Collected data

● ● ● ● ● ● ●

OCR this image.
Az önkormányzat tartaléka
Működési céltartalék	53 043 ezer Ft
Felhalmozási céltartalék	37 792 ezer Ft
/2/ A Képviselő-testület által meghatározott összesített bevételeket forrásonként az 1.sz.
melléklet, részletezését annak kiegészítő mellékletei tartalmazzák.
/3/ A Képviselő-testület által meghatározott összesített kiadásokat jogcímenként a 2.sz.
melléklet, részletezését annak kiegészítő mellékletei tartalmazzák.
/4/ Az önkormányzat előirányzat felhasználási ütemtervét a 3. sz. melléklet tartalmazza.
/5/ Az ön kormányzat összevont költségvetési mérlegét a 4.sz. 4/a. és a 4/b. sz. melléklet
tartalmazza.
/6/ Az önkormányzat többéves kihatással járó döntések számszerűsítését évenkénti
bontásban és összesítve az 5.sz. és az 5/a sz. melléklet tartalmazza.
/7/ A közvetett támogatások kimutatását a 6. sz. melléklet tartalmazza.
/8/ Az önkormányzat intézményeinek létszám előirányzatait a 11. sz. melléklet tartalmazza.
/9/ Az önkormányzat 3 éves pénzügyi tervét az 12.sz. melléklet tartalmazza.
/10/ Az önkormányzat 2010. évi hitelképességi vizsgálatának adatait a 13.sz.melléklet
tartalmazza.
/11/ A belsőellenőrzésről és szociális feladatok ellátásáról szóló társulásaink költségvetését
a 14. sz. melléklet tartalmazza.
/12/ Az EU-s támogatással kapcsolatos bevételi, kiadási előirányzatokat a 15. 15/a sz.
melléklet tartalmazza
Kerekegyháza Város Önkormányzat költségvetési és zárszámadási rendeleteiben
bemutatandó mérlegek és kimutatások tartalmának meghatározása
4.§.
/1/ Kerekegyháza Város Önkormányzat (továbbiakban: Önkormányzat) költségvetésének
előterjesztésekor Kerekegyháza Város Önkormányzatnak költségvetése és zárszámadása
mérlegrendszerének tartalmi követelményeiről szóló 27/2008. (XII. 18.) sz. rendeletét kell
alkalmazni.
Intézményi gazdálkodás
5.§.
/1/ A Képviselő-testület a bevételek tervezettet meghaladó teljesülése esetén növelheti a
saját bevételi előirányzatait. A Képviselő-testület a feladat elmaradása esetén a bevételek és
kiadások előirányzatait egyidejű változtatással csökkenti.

● ● ● ● ● ● ●

Exercise brief:
Pick out each line in the material containing "költségvetési".

Exercise solution:
/5/ Az ön kormányzat összevont költségvetési mérlegét a 4.sz. 4/a. és a 4/b. sz. melléklet
Kerekegyháza Város Önkormányzat költségvetési és zárszámadási rendeleteiben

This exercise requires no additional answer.